-- Begin The records --

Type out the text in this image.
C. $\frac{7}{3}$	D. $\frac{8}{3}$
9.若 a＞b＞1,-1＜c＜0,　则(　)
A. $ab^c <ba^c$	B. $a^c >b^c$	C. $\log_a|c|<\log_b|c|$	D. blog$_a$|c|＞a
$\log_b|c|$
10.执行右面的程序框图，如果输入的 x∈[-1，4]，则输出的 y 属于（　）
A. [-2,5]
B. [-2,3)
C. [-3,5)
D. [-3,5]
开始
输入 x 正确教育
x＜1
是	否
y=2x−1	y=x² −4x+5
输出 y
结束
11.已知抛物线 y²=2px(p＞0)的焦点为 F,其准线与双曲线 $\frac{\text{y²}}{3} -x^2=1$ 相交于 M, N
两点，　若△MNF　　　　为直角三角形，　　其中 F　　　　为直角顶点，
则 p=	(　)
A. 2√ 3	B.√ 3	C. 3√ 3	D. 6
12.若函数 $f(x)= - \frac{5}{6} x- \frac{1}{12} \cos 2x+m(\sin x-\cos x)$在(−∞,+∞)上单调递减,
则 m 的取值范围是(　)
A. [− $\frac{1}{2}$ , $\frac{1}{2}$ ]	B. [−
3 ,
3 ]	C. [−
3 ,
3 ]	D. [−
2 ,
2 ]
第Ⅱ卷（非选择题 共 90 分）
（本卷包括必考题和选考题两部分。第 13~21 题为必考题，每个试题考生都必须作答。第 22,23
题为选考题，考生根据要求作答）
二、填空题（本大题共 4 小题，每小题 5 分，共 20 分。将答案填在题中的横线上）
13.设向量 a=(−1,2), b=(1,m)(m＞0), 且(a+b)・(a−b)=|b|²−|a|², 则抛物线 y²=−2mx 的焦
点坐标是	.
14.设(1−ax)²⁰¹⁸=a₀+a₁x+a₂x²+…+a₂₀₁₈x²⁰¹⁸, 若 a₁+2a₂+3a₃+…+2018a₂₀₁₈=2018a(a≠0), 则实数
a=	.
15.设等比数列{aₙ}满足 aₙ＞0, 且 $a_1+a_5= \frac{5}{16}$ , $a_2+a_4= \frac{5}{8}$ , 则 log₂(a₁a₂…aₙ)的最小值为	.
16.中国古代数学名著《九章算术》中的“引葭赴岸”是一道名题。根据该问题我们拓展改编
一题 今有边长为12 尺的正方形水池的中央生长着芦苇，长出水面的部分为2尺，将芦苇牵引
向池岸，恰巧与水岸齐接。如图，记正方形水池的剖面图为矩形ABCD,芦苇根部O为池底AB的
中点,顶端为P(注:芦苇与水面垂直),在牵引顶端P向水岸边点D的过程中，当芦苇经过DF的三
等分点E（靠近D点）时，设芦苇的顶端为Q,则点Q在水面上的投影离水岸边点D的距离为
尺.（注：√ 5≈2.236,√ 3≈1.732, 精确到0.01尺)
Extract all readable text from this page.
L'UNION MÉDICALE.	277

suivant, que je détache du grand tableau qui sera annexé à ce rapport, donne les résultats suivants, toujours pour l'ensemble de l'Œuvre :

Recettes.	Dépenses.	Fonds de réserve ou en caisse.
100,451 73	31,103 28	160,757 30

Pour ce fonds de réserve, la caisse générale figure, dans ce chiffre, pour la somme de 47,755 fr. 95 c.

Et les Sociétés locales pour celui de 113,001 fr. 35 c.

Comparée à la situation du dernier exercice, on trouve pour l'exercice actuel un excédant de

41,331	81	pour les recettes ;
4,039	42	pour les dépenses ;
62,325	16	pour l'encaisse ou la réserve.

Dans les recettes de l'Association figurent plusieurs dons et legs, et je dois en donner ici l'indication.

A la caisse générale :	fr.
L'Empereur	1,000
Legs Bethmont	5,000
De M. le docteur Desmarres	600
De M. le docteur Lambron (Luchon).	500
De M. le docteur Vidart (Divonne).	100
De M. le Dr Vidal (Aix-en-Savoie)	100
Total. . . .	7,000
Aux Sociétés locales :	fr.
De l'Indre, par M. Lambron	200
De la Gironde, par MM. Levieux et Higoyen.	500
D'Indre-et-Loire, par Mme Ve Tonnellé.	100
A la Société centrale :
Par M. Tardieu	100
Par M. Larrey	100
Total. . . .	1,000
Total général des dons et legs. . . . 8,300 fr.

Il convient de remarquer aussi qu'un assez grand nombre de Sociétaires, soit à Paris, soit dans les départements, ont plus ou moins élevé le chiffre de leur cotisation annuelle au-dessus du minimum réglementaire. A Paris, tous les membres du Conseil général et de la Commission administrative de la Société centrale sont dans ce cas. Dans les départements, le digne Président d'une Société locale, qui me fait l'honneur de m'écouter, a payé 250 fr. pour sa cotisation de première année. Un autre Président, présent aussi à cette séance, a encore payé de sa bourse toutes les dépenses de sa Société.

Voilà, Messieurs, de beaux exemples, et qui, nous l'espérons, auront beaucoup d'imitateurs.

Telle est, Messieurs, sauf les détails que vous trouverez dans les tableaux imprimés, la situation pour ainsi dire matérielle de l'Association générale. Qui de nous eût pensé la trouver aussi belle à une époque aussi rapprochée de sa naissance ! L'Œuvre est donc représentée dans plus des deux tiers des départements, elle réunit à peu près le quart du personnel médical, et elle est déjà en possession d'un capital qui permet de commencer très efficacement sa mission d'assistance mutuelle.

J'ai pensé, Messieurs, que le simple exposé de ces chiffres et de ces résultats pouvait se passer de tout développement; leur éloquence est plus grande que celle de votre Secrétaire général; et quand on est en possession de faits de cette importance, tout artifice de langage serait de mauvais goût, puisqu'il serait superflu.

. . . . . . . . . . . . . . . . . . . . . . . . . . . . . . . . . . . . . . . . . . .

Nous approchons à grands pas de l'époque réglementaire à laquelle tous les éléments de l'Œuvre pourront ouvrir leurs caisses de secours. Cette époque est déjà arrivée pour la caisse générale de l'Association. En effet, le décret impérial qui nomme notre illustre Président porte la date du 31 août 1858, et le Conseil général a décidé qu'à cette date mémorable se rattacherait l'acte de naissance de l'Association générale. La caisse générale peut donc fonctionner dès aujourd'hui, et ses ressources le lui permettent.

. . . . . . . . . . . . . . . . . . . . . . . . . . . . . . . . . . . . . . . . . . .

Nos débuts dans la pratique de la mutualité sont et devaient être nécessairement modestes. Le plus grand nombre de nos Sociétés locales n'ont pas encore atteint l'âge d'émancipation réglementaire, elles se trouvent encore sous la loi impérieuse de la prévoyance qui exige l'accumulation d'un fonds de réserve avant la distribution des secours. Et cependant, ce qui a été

-- End The records --

Report the number of lines in the listing that include the string "sont"; give nothing but the number.

Problem solution:
2